## Excerpted data
-.-.-

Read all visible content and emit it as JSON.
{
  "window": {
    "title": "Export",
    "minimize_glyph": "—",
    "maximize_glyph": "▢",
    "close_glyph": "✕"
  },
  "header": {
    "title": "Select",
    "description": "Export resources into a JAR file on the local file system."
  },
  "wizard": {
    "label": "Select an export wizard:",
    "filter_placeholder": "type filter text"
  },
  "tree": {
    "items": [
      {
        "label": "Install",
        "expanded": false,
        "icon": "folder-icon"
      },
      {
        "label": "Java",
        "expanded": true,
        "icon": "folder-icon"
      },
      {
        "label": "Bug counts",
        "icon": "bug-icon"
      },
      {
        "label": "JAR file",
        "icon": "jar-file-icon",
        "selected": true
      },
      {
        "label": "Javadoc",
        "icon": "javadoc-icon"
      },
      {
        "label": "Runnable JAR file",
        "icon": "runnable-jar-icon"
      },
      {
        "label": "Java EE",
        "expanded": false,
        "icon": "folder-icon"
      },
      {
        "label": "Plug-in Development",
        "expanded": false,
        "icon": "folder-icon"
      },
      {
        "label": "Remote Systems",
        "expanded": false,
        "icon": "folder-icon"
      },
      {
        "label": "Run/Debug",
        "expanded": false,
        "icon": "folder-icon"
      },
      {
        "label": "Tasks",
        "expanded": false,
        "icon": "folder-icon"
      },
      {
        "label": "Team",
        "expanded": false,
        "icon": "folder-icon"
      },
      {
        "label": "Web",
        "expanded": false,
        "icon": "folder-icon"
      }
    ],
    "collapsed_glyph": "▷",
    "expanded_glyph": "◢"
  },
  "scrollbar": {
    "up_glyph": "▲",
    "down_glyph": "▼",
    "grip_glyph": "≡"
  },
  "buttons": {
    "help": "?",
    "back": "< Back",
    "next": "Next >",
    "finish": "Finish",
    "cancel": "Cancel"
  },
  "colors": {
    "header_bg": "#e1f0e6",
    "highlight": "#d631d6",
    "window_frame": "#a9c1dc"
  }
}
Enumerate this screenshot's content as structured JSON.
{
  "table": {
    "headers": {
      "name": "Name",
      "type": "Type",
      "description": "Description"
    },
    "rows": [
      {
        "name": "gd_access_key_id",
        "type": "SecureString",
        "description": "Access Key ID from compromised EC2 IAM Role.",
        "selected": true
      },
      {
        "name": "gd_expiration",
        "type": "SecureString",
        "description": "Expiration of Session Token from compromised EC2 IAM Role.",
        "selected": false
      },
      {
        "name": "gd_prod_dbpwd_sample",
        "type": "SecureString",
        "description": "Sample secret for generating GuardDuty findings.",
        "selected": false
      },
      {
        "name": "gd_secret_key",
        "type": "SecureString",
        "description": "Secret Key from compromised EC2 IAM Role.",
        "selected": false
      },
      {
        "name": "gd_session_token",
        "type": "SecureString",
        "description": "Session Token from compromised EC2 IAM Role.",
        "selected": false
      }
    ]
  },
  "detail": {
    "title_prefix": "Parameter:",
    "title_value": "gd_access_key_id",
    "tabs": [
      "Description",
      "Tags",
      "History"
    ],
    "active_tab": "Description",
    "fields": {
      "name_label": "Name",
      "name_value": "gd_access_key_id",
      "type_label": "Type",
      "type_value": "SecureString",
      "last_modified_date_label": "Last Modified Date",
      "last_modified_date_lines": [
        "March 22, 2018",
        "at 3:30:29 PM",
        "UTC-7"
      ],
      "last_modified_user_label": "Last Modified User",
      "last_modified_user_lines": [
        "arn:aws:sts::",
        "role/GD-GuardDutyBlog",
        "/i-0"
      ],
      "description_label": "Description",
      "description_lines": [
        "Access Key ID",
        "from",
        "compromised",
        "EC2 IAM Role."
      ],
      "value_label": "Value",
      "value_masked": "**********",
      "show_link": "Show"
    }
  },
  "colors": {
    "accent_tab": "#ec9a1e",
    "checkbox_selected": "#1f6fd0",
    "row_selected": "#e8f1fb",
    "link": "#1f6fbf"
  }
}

-.-.-

## Aim of the task
All of the entries must be quoted exactly; please include each one.

## Full solution
Read all visible content and emit it as JSON.
{
  "window": {
    "title": "Export",
    "minimize_glyph": "—",
    "maximize_glyph": "▢",
    "close_glyph": "✕"
  },
  "header": {
    "title": "Select",
    "description": "Export resources into a JAR file on the local file system."
  },
  "wizard": {
    "label": "Select an export wizard:",
    "filter_placeholder": "type filter text"
  },
  "tree": {
    "items": [
      {
        "label": "Install",
        "expanded": false,
        "icon": "folder-icon"
      },
      {
        "label": "Java",
        "expanded": true,
        "icon": "folder-icon"
      },
      {
        "label": "Bug counts",
        "icon": "bug-icon"
      },
      {
        "label": "JAR file",
        "icon": "jar-file-icon",
        "selected": true
      },
      {
        "label": "Javadoc",
        "icon": "javadoc-icon"
      },
      {
        "label": "Runnable JAR file",
        "icon": "runnable-jar-icon"
      },
      {
        "label": "Java EE",
        "expanded": false,
        "icon": "folder-icon"
      },
      {
        "label": "Plug-in Development",
        "expanded": false,
        "icon": "folder-icon"
      },
      {
        "label": "Remote Systems",
        "expanded": false,
        "icon": "folder-icon"
      },
      {
        "label": "Run/Debug",
        "expanded": false,
        "icon": "folder-icon"
      },
      {
        "label": "Tasks",
        "expanded": false,
        "icon": "folder-icon"
      },
      {
        "label": "Team",
        "expanded": false,
        "icon": "folder-icon"
      },
      {
        "label": "Web",
        "expanded": false,
        "icon": "folder-icon"
      }
    ],
    "collapsed_glyph": "▷",
    "expanded_glyph": "◢"
  },
  "scrollbar": {
    "up_glyph": "▲",
    "down_glyph": "▼",
    "grip_glyph": "≡"
  },
  "buttons": {
    "help": "?",
    "back": "< Back",
    "next": "Next >",
    "finish": "Finish",
    "cancel": "Cancel"
  },
  "colors": {
    "header_bg": "#e1f0e6",
    "highlight": "#d631d6",
    "window_frame": "#a9c1dc"
  }
}
Enumerate this screenshot's content as structured JSON.
{
  "table": {
    "headers": {
      "name": "Name",
      "type": "Type",
      "description": "Description"
    },
    "rows": [
      {
        "name": "gd_access_key_id",
        "type": "SecureString",
        "description": "Access Key ID from compromised EC2 IAM Role.",
        "selected": true
      },
      {
        "name": "gd_expiration",
        "type": "SecureString",
        "description": "Expiration of Session Token from compromised EC2 IAM Role.",
        "selected": false
      },
      {
        "name": "gd_prod_dbpwd_sample",
        "type": "SecureString",
        "description": "Sample secret for generating GuardDuty findings.",
        "selected": false
      },
      {
        "name": "gd_secret_key",
        "type": "SecureString",
        "description": "Secret Key from compromised EC2 IAM Role.",
        "selected": false
      },
      {
        "name": "gd_session_token",
        "type": "SecureString",
        "description": "Session Token from compromised EC2 IAM Role.",
        "selected": false
      }
    ]
  },
  "detail": {
    "title_prefix": "Parameter:",
    "title_value": "gd_access_key_id",
    "tabs": [
      "Description",
      "Tags",
      "History"
    ],
    "active_tab": "Description",
    "fields": {
      "name_label": "Name",
      "name_value": "gd_access_key_id",
      "type_label": "Type",
      "type_value": "SecureString",
      "last_modified_date_label": "Last Modified Date",
      "last_modified_date_lines": [
        "March 22, 2018",
        "at 3:30:29 PM",
        "UTC-7"
      ],
      "last_modified_user_label": "Last Modified User",
      "last_modified_user_lines": [
        "arn:aws:sts::",
        "role/GD-GuardDutyBlog",
        "/i-0"
      ],
      "description_label": "Description",
      "description_lines": [
        "Access Key ID",
        "from",
        "compromised",
        "EC2 IAM Role."
      ],
      "value_label": "Value",
      "value_masked": "**********",
      "show_link": "Show"
    }
  },
  "colors": {
    "accent_tab": "#ec9a1e",
    "checkbox_selected": "#1f6fd0",
    "row_selected": "#e8f1fb",
    "link": "#1f6fbf"
  }
}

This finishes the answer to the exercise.